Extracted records
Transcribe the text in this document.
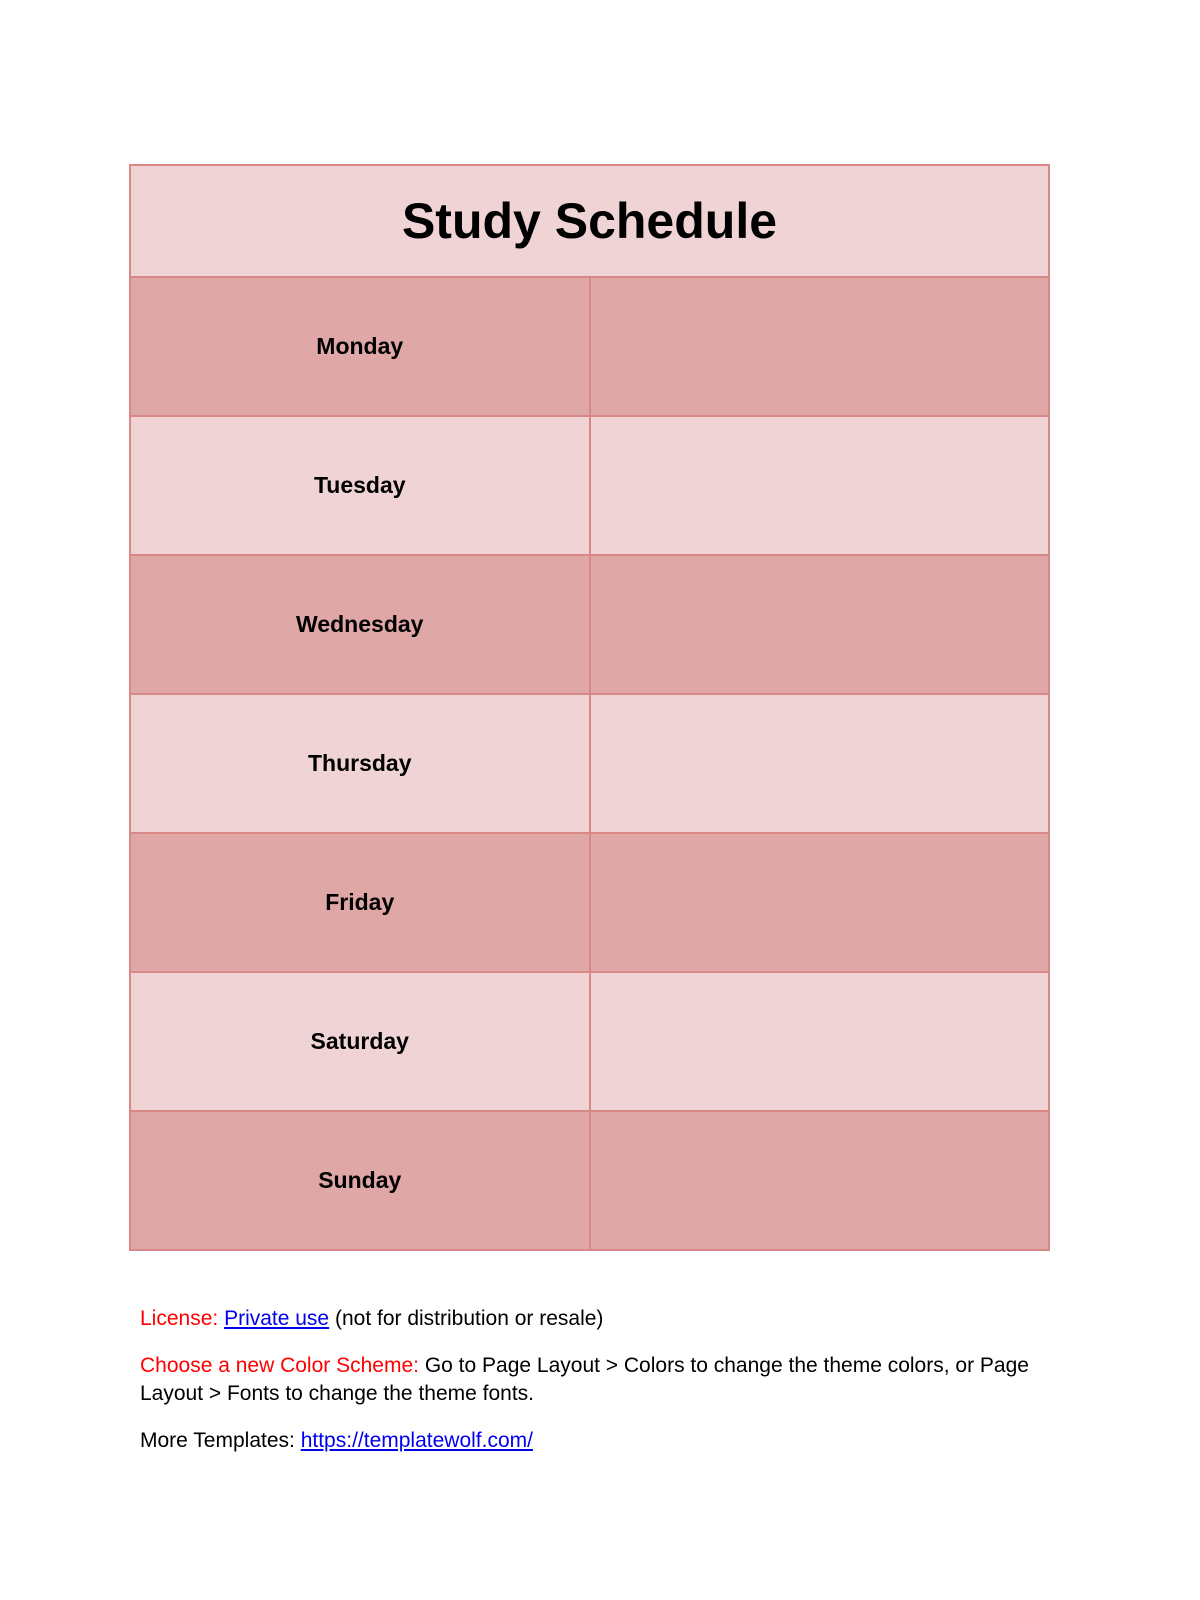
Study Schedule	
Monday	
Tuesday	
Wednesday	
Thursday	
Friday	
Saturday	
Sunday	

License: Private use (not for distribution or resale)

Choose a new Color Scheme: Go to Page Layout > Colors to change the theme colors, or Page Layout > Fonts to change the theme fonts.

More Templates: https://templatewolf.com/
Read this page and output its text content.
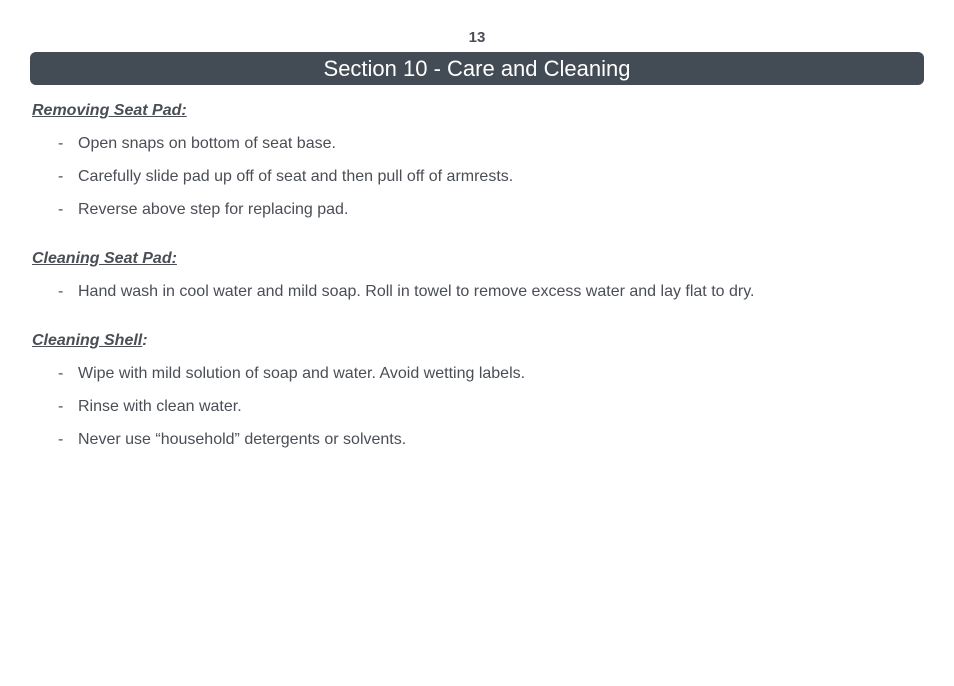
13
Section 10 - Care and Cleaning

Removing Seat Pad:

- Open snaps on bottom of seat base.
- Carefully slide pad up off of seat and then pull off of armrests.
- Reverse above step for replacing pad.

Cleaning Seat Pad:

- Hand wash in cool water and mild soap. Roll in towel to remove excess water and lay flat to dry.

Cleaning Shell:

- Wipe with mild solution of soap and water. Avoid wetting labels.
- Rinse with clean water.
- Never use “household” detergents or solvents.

◆ WHAT IS REQUIRED
Using the material above, set down every line exactly, but skip the pictures.

◆ TASK RESULT
Transcribe the text in this document.
Study Schedule	
Monday	
Tuesday	
Wednesday	
Thursday	
Friday	
Saturday	
Sunday	

License: Private use (not for distribution or resale)

Choose a new Color Scheme: Go to Page Layout > Colors to change the theme colors, or Page Layout > Fonts to change the theme fonts.

More Templates: https://templatewolf.com/
Read this page and output its text content.
13
Section 10 - Care and Cleaning

Removing Seat Pad:

- Open snaps on bottom of seat base.
- Carefully slide pad up off of seat and then pull off of armrests.
- Reverse above step for replacing pad.

Cleaning Seat Pad:

- Hand wash in cool water and mild soap. Roll in towel to remove excess water and lay flat to dry.

Cleaning Shell:

- Wipe with mild solution of soap and water. Avoid wetting labels.
- Rinse with clean water.
- Never use “household” detergents or solvents.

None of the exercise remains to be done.